_Brief_
An exact copy of all the data is required, with pictures left out.
>> START Working data
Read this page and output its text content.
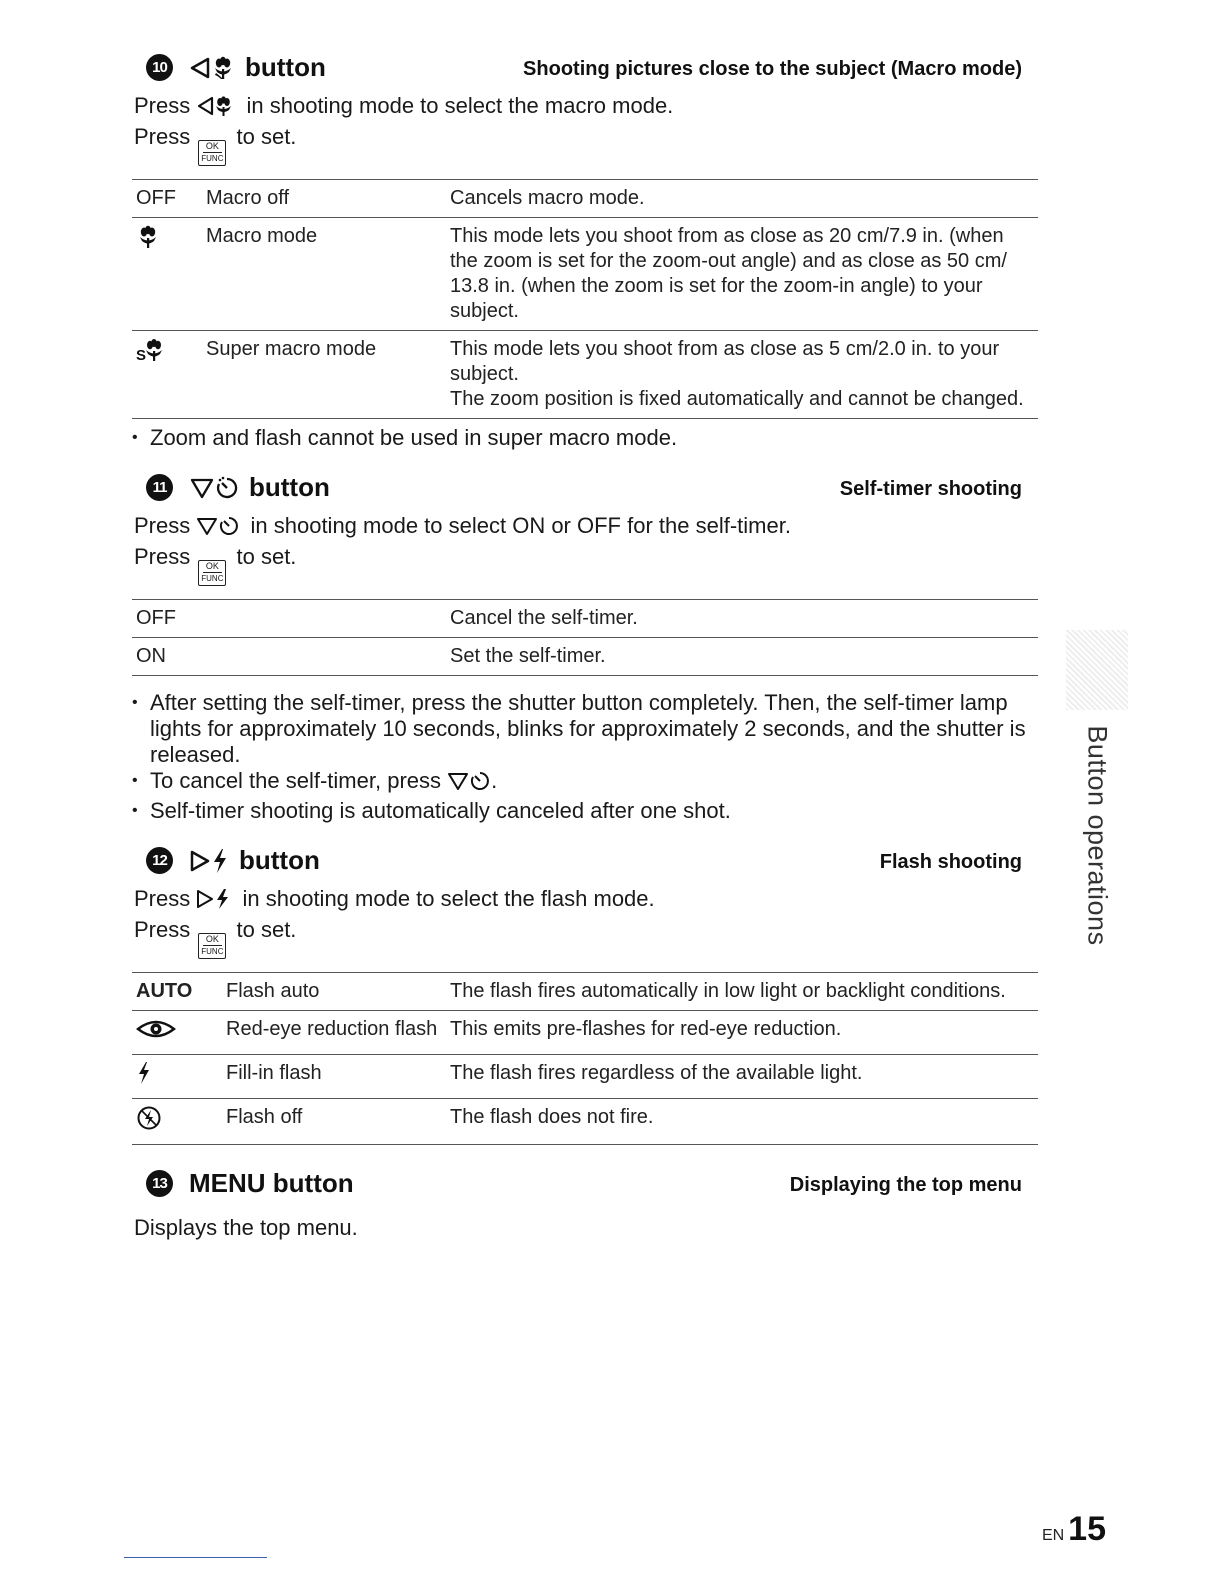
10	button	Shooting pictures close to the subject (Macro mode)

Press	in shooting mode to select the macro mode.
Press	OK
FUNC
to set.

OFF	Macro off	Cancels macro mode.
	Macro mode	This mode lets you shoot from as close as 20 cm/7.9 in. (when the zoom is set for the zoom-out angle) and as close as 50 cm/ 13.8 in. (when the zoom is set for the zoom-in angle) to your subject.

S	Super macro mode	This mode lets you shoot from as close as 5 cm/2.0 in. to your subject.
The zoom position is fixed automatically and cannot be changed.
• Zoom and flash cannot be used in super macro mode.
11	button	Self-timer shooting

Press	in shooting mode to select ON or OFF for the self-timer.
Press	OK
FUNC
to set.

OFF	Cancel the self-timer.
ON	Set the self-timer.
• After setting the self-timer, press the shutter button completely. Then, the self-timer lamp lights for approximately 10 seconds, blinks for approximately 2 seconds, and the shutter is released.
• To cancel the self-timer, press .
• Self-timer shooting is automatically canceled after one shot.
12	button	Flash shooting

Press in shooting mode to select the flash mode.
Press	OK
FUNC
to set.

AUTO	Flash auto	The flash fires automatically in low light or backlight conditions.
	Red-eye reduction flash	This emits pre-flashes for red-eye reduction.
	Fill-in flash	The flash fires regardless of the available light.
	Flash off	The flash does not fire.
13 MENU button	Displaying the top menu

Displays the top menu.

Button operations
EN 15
>> END Working data
_Solution for this exercise_
Read this page and output its text content.
10	button	Shooting pictures close to the subject (Macro mode)

Press	in shooting mode to select the macro mode.
Press	OK
FUNC
to set.

OFF	Macro off	Cancels macro mode.
	Macro mode	This mode lets you shoot from as close as 20 cm/7.9 in. (when the zoom is set for the zoom-out angle) and as close as 50 cm/ 13.8 in. (when the zoom is set for the zoom-in angle) to your subject.

S	Super macro mode	This mode lets you shoot from as close as 5 cm/2.0 in. to your subject.
The zoom position is fixed automatically and cannot be changed.
• Zoom and flash cannot be used in super macro mode.
11	button	Self-timer shooting

Press	in shooting mode to select ON or OFF for the self-timer.
Press	OK
FUNC
to set.

OFF	Cancel the self-timer.
ON	Set the self-timer.
• After setting the self-timer, press the shutter button completely. Then, the self-timer lamp lights for approximately 10 seconds, blinks for approximately 2 seconds, and the shutter is released.
• To cancel the self-timer, press .
• Self-timer shooting is automatically canceled after one shot.
12	button	Flash shooting

Press in shooting mode to select the flash mode.
Press	OK
FUNC
to set.

AUTO	Flash auto	The flash fires automatically in low light or backlight conditions.
	Red-eye reduction flash	This emits pre-flashes for red-eye reduction.
	Fill-in flash	The flash fires regardless of the available light.
	Flash off	The flash does not fire.
13 MENU button	Displaying the top menu

Displays the top menu.

Button operations
EN 15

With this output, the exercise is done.